'''

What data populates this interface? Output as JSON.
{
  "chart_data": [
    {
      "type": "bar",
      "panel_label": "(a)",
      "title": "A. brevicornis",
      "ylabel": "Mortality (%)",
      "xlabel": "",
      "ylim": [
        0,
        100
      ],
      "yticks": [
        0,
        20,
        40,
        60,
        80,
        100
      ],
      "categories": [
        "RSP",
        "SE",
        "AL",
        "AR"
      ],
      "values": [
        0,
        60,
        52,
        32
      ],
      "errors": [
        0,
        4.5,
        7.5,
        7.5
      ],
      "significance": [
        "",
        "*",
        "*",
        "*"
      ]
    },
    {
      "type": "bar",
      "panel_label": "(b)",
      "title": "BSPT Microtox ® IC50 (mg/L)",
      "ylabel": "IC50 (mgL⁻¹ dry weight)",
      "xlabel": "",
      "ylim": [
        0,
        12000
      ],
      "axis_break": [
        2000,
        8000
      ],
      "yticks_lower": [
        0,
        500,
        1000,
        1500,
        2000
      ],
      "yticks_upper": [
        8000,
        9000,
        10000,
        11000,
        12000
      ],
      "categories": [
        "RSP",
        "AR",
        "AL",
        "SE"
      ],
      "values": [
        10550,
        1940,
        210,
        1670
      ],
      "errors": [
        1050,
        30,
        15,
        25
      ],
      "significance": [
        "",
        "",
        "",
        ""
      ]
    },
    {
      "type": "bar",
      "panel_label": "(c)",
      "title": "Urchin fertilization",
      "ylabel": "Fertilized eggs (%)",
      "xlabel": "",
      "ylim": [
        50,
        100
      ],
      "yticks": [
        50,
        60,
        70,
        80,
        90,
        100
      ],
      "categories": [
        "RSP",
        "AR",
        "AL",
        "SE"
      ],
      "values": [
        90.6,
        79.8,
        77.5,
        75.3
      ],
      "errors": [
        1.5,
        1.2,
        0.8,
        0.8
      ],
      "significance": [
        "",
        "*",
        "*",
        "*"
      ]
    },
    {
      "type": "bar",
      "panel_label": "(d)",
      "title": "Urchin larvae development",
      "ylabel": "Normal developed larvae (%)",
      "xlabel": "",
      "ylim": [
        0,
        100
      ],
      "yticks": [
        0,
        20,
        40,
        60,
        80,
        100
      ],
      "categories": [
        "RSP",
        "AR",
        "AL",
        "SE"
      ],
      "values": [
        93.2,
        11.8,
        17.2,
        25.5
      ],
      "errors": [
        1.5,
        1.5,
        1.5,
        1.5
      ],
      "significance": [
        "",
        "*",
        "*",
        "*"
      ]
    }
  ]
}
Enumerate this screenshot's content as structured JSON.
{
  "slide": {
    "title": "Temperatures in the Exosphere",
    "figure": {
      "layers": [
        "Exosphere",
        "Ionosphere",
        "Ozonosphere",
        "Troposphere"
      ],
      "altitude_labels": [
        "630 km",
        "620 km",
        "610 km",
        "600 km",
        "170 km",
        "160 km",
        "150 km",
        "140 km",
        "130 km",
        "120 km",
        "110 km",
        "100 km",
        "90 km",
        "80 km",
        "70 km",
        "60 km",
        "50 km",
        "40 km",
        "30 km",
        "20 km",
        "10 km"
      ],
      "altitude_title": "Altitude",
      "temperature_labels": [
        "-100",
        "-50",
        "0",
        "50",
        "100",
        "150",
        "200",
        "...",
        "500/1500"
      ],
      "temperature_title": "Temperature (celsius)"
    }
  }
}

'''

*Directive*.
Extract the full set of entries word for word.

*In response*.
What data populates this interface? Output as JSON.
{
  "chart_data": [
    {
      "type": "bar",
      "panel_label": "(a)",
      "title": "A. brevicornis",
      "ylabel": "Mortality (%)",
      "xlabel": "",
      "ylim": [
        0,
        100
      ],
      "yticks": [
        0,
        20,
        40,
        60,
        80,
        100
      ],
      "categories": [
        "RSP",
        "SE",
        "AL",
        "AR"
      ],
      "values": [
        0,
        60,
        52,
        32
      ],
      "errors": [
        0,
        4.5,
        7.5,
        7.5
      ],
      "significance": [
        "",
        "*",
        "*",
        "*"
      ]
    },
    {
      "type": "bar",
      "panel_label": "(b)",
      "title": "BSPT Microtox ® IC50 (mg/L)",
      "ylabel": "IC50 (mgL⁻¹ dry weight)",
      "xlabel": "",
      "ylim": [
        0,
        12000
      ],
      "axis_break": [
        2000,
        8000
      ],
      "yticks_lower": [
        0,
        500,
        1000,
        1500,
        2000
      ],
      "yticks_upper": [
        8000,
        9000,
        10000,
        11000,
        12000
      ],
      "categories": [
        "RSP",
        "AR",
        "AL",
        "SE"
      ],
      "values": [
        10550,
        1940,
        210,
        1670
      ],
      "errors": [
        1050,
        30,
        15,
        25
      ],
      "significance": [
        "",
        "",
        "",
        ""
      ]
    },
    {
      "type": "bar",
      "panel_label": "(c)",
      "title": "Urchin fertilization",
      "ylabel": "Fertilized eggs (%)",
      "xlabel": "",
      "ylim": [
        50,
        100
      ],
      "yticks": [
        50,
        60,
        70,
        80,
        90,
        100
      ],
      "categories": [
        "RSP",
        "AR",
        "AL",
        "SE"
      ],
      "values": [
        90.6,
        79.8,
        77.5,
        75.3
      ],
      "errors": [
        1.5,
        1.2,
        0.8,
        0.8
      ],
      "significance": [
        "",
        "*",
        "*",
        "*"
      ]
    },
    {
      "type": "bar",
      "panel_label": "(d)",
      "title": "Urchin larvae development",
      "ylabel": "Normal developed larvae (%)",
      "xlabel": "",
      "ylim": [
        0,
        100
      ],
      "yticks": [
        0,
        20,
        40,
        60,
        80,
        100
      ],
      "categories": [
        "RSP",
        "AR",
        "AL",
        "SE"
      ],
      "values": [
        93.2,
        11.8,
        17.2,
        25.5
      ],
      "errors": [
        1.5,
        1.5,
        1.5,
        1.5
      ],
      "significance": [
        "",
        "*",
        "*",
        "*"
      ]
    }
  ]
}
Enumerate this screenshot's content as structured JSON.
{
  "slide": {
    "title": "Temperatures in the Exosphere",
    "figure": {
      "layers": [
        "Exosphere",
        "Ionosphere",
        "Ozonosphere",
        "Troposphere"
      ],
      "altitude_labels": [
        "630 km",
        "620 km",
        "610 km",
        "600 km",
        "170 km",
        "160 km",
        "150 km",
        "140 km",
        "130 km",
        "120 km",
        "110 km",
        "100 km",
        "90 km",
        "80 km",
        "70 km",
        "60 km",
        "50 km",
        "40 km",
        "30 km",
        "20 km",
        "10 km"
      ],
      "altitude_title": "Altitude",
      "temperature_labels": [
        "-100",
        "-50",
        "0",
        "50",
        "100",
        "150",
        "200",
        "...",
        "500/1500"
      ],
      "temperature_title": "Temperature (celsius)"
    }
  }
}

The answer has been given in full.